INPUT MATERIAL:
==========

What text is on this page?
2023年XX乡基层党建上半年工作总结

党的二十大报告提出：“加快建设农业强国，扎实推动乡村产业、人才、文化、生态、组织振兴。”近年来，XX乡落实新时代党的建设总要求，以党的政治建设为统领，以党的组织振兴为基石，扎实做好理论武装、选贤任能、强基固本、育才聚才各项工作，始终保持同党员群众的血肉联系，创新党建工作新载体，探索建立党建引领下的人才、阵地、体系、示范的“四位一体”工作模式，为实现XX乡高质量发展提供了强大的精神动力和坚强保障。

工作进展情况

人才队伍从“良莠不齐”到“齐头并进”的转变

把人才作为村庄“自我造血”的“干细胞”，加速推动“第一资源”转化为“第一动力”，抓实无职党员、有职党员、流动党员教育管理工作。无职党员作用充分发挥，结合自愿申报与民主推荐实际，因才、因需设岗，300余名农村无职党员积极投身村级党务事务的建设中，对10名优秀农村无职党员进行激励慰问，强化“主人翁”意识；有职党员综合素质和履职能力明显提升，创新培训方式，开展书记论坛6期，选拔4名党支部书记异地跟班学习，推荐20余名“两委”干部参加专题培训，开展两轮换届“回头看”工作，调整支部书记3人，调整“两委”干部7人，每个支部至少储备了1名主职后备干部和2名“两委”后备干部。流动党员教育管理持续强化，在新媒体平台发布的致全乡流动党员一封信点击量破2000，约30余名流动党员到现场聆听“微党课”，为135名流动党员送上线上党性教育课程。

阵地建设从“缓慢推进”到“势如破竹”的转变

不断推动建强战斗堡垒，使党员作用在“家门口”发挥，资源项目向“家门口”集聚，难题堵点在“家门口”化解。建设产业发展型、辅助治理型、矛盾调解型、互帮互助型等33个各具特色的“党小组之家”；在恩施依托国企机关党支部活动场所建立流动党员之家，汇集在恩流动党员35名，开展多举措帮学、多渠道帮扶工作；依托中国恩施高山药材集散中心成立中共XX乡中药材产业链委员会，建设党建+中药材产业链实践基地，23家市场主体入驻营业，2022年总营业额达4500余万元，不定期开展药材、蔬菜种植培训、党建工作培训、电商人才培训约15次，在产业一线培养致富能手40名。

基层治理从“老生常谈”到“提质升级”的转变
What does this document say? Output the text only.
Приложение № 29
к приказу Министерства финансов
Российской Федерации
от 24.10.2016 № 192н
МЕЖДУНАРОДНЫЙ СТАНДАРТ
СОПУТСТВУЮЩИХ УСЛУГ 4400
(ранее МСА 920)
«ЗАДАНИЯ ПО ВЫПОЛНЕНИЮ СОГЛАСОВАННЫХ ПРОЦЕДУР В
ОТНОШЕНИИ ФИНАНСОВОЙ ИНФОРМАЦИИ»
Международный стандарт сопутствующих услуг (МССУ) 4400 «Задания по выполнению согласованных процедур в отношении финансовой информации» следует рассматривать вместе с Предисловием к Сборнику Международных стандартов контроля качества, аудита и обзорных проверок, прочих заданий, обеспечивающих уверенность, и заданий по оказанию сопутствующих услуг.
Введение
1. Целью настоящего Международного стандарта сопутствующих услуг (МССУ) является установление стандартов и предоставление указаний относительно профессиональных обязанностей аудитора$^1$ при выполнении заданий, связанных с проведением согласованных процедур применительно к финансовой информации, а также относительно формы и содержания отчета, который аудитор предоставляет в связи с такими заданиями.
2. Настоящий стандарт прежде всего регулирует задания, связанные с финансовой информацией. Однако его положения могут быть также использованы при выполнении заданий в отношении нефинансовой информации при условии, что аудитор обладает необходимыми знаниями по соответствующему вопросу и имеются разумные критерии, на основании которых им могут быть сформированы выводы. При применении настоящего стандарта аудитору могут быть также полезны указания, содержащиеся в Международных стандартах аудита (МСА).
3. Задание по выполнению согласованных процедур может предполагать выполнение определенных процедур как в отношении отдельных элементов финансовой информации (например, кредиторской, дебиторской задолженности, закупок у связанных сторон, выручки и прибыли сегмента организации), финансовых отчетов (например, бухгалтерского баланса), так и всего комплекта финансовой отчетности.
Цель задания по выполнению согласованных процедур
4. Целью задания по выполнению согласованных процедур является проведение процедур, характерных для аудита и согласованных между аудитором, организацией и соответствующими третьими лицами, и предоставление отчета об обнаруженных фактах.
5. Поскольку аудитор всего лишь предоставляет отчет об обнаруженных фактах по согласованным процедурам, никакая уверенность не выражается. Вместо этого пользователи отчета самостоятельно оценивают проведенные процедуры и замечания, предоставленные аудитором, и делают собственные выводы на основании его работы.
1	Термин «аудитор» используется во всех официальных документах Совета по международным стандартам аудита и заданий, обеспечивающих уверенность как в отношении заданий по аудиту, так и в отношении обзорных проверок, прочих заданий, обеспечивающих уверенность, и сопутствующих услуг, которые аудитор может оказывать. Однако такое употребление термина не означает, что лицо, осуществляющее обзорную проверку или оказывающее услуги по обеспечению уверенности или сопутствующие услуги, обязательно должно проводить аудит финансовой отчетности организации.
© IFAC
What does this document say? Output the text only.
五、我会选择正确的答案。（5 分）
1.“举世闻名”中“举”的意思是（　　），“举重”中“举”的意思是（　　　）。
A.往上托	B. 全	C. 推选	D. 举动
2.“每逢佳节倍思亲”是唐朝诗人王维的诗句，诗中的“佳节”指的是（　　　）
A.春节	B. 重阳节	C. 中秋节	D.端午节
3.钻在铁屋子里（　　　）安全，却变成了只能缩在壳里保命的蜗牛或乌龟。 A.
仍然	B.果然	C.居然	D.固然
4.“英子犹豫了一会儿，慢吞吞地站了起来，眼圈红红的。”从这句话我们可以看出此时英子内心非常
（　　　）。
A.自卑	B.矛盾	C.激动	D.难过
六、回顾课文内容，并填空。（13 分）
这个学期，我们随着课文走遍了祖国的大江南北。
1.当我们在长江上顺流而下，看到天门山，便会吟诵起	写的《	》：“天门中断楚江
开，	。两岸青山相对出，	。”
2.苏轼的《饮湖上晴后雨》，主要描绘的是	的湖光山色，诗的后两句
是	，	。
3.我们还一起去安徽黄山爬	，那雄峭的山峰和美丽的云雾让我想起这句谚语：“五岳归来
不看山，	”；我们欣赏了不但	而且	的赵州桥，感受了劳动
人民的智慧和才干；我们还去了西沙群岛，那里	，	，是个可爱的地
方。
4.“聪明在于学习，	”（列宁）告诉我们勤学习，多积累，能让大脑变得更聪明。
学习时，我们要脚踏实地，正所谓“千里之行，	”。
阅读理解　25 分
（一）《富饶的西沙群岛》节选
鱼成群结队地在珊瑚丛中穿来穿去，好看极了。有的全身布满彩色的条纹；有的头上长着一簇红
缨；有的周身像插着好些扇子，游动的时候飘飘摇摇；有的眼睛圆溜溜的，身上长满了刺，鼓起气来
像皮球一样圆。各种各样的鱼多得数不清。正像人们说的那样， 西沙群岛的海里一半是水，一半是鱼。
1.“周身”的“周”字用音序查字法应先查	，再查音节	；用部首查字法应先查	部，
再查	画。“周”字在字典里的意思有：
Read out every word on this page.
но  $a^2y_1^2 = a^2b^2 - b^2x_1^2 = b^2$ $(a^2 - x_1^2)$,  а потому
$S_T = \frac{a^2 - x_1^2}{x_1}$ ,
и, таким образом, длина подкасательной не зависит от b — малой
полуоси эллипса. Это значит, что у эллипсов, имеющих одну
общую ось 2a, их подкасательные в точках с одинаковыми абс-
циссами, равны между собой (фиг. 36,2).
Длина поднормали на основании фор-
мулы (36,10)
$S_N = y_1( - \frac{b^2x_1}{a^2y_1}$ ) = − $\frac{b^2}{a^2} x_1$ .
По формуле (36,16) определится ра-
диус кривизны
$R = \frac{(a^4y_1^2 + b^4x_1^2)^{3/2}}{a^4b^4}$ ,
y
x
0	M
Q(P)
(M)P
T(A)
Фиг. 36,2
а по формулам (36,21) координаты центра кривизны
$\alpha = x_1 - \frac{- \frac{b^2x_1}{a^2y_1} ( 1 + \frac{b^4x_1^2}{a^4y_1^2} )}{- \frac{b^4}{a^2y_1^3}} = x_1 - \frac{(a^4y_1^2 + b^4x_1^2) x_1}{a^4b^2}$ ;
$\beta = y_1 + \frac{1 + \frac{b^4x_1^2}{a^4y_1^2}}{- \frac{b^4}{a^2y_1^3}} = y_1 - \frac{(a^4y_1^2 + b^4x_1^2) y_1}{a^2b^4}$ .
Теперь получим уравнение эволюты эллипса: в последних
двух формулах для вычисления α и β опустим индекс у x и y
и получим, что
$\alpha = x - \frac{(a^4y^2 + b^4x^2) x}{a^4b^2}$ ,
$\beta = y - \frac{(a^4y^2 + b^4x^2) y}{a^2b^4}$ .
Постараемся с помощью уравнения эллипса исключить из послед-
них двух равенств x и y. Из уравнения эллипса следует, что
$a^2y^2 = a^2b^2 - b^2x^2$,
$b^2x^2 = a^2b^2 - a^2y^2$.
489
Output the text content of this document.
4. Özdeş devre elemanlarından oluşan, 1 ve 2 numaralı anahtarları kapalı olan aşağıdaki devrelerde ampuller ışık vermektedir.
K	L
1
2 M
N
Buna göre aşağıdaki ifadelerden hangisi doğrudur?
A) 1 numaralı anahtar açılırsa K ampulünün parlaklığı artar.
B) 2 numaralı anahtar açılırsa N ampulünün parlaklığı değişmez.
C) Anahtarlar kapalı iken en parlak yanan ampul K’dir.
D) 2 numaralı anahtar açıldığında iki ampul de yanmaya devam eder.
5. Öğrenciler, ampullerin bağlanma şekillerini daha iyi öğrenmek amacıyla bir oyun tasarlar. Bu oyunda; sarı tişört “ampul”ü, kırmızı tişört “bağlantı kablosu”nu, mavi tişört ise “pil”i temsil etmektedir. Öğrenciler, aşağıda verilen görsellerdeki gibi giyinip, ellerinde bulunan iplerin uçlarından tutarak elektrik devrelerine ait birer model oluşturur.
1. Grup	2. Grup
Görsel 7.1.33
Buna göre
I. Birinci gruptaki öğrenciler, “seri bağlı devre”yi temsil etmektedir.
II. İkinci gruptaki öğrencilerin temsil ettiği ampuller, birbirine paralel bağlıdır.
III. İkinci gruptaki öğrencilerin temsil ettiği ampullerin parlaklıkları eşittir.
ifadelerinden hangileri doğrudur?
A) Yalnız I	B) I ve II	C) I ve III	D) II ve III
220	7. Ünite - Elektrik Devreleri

==========

EXERCISE AIM: Locate the lines above that hold the word "doğrudur". Show every one of them.

THE ANSWER:
Buna göre aşağıdaki ifadelerden hangisi doğrudur?
ifadelerinden hangileri doğrudur?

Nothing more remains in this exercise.